Problem requirements:
Quote word for word the passage of the essay about anger and a child's diabetes that starts at the words "Slowly, painfully, Hugh’s" and ends after the words "will really understand.".

Extract provided:

He tells me he feels horrible, like his entire body is on fire. He groans and grits his teeth. I tell him he’s ok, that his blood sugar will be coming up soon. I don’t completely believe what I’m telling him. My hands are shaking, but I don’t want Hugh to see that, so I quickly tuck them under my legs. 

I google when I should administer the life-saving glucagon we carry with us at all times – the medicine I give him if his body loses the fight with his blood sugar. I know the answer, of course. I don’t need google to tell me it’s only when he is unconscious. But I do it anyway. Because I feel lost and scared and somehow, google knows all the answers. 

Slowly, painfully, Hugh’s blood sugar begins to rise. He is safe for now. Three hours of sitting on the floor has caused my joints to stiffen. I limp as I stand up. 

I feel his face one more time before I collapse into bed. I brush my hands over his forehead, his cheeks, his hair. He’s ok. We will sleep for a few hours before waking up at 7 for another full day of activities. We won’t tell anyone about the scare this night. Not because we don’t want to talk about it, but because no one will really understand. 

As I lay with my cheek on the pillow, facing Hugh in case he needs me again, I feel it once more. Anger. Hot, boiling, seething, red anger – and it settles around me like an old, heavy blanket. Cumbersome and oppressing, yet familiar and comfortable. 

I’ve worn this blanket before. And sometimes it feels good to wrap it around me. It feels deserving – even justified. 

I’m angry at myself, for missing the cues that Hugh was dropping low. Good heavens, Sally. You would think after 9 years of doing this you could get it right. You should be able to keep him safe. How could you have let this happen? 

I’m angry at you – all of you who don’t have to live this life. Everyone who sleeps soundly at night with no alarms and no blood sugar checks. All of you who have healthy children. My anger burns hot toward the naive and the un-tested. 

And I’m angry at the Man Upstairs, who could allow this to happen to an innocent child. A child who only deserves good and pure things in this world. What kind of God gives this burden to a boy?

I pull my blanket of anger tighter around my shoulders. I like the way it feels tonight. The blanket settles around me and keeps me warm. It gives me the excuse I need to spew flames into the world. 

As I grip my blanket tighter, as the justified anger seeps into my bones, as I begin to allow it to stick around, Hugh rolls over and looks at me. “Thanks, Mom” he says sleepily and then closes his eyes. 

“You’re welcome, baby” I whisper into the dark. 

And I slowly unwrap the blanket from my shoulders. I fold it neatly and smooth out the wrinkles. I give it one last squeeze, then I place it in the closet and close the door. I know it will always be there, but I also know there is only one thing that can free me from it. 

I’m sure you know what that one thing is too, but I’ll go ahead and tell you. It’s Love. 

Love wins every time. Love gently unwraps the heavy blanket of anger or fear or pride or hurt and replaces it with arms that embrace me instead. 

Love turns my head to see you – because you’re wearing a blanket too, sometimes. 

Love helps me notice that we all have blankets of anger. And while your’s may not be because of diabetes, it’s there just the same. Maybe it’s given to you after a divorce or a death or a failure or a betrayal. Maybe you try to hide it by hurting others or seeing the world as a dark and scary place. But Love shows me that what really is going on is that blanket – The one you can’t quite ever leave behind. 

And yet, Love whispers to me and to you again and again that when life is hard, when we hurt, when we are afraid, when our anger takes over, we can turn to Love. 

Love will hold our hand. Love will walk with us. Love won’t make us feel comfortable, but will give us joy beyond belief. And in this Love, we will want to share it with the whole world. 

So take off your blankets with me, dear friends, and join me in the One who Loves. I have been told that our lives will never be the same.

Extracted material:
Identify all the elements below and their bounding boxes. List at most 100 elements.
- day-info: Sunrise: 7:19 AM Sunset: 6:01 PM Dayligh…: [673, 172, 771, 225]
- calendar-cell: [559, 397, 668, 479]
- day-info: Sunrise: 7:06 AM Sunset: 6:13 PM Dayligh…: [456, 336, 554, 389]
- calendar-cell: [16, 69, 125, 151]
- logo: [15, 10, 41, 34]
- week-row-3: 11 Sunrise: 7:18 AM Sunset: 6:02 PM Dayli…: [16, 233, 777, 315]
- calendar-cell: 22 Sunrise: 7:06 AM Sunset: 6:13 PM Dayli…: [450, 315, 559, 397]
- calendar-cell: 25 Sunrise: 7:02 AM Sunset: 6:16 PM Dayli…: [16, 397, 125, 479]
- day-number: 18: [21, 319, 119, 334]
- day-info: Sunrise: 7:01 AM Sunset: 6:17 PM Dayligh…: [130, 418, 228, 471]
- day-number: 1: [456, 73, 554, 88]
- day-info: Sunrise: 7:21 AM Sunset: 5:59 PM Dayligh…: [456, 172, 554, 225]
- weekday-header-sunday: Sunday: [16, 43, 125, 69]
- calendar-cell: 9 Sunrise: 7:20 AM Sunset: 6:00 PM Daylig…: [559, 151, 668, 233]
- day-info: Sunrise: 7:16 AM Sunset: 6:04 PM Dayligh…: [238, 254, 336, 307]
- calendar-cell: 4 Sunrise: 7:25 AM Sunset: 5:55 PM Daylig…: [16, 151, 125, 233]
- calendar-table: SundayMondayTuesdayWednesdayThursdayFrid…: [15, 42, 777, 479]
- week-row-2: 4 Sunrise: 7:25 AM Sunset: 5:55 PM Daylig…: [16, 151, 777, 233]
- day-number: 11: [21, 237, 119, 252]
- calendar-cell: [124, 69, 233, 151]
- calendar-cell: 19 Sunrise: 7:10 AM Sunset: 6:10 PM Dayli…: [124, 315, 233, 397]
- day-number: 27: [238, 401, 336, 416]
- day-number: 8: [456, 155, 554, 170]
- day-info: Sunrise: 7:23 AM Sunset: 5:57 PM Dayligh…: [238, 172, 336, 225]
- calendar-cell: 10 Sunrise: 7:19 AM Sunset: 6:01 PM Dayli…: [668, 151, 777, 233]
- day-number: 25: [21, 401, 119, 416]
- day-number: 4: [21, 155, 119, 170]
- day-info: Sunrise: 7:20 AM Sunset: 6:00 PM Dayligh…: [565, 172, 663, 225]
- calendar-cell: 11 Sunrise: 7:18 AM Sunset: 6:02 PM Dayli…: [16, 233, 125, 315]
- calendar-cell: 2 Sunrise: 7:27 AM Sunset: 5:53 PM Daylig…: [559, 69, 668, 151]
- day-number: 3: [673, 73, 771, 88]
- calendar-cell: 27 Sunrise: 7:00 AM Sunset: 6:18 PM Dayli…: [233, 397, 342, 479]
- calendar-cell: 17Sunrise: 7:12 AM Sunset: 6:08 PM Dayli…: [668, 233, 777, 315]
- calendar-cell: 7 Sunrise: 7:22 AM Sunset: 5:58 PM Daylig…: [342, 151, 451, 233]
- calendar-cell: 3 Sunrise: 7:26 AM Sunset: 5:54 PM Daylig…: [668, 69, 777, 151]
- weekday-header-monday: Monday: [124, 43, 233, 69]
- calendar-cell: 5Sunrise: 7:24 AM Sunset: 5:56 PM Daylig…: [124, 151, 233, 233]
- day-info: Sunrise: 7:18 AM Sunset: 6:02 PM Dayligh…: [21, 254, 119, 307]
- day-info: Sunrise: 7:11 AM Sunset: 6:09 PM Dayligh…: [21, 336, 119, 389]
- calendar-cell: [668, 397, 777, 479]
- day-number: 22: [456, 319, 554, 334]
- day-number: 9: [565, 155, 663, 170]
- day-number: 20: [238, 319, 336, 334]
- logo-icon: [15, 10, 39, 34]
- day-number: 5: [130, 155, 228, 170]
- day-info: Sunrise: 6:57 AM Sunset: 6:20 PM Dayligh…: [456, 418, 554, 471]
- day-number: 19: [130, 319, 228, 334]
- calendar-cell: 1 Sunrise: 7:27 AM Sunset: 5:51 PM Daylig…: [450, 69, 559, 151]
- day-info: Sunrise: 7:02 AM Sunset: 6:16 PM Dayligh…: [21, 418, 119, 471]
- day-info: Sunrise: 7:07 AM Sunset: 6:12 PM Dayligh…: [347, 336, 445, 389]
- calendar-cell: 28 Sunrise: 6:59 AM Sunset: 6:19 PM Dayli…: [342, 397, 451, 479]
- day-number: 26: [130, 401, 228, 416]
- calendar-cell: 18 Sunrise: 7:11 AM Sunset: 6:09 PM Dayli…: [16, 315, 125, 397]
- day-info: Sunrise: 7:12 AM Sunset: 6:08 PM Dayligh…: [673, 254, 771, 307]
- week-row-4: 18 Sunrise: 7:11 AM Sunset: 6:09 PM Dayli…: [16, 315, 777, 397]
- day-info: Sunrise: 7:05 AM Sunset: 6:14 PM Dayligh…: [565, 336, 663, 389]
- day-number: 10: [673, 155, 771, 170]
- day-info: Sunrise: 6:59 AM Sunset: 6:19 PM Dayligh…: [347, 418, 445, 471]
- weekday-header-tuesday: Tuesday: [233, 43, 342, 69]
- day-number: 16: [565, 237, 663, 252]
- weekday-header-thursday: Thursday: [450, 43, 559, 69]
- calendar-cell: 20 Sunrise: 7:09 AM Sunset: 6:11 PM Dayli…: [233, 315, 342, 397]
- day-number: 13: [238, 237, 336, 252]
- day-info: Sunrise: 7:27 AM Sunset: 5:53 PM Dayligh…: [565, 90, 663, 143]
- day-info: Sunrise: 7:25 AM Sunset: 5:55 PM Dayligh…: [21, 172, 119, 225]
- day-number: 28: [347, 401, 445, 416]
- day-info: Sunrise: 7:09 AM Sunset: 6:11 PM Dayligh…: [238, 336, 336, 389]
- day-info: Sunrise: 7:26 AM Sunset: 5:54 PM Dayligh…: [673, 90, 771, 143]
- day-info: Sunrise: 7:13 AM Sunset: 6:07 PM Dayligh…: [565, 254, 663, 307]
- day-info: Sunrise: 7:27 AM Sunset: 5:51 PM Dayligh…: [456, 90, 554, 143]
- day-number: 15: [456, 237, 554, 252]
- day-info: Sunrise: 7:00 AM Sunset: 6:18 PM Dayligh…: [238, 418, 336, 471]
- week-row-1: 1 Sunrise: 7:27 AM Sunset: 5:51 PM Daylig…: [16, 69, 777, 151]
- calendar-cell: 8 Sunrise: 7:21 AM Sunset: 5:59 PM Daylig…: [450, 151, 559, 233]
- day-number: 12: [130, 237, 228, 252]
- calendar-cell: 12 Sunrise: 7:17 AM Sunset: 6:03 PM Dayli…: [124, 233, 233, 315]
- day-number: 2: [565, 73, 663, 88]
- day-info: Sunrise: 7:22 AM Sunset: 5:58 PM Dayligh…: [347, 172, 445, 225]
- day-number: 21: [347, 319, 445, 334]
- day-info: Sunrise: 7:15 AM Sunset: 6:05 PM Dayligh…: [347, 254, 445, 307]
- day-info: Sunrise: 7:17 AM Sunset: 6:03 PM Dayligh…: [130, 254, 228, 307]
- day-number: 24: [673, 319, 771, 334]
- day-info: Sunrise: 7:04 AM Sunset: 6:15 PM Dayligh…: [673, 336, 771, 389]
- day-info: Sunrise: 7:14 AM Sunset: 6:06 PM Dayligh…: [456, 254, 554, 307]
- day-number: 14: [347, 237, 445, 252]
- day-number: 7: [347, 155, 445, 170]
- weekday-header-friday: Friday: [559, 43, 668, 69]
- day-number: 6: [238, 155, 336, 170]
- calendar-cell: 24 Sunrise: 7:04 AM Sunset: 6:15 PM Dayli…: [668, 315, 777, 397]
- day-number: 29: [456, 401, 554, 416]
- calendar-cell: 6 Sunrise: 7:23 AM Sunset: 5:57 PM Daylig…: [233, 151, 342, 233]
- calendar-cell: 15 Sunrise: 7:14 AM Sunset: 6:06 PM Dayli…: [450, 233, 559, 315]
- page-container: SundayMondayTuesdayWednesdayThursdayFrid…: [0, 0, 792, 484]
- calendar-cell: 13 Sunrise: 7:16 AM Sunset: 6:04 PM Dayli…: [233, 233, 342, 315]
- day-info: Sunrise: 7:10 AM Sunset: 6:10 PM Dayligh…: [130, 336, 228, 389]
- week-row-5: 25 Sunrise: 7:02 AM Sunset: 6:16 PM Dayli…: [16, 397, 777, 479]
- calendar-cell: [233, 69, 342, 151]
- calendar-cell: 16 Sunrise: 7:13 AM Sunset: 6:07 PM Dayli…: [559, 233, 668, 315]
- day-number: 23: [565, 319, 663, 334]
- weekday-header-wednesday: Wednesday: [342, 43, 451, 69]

Output of the task:
Slowly, painfully, Hugh’s blood sugar begins to rise. He is safe for now. Three hours of sitting on the floor has caused my joints to stiffen. I limp as I stand up. 

I feel his face one more time before I collapse into bed. I brush my hands over his forehead, his cheeks, his hair. He’s ok. We will sleep for a few hours before waking up at 7 for another full day of activities. We won’t tell anyone about the scare this night. Not because we don’t want to talk about it, but because no one will really understand.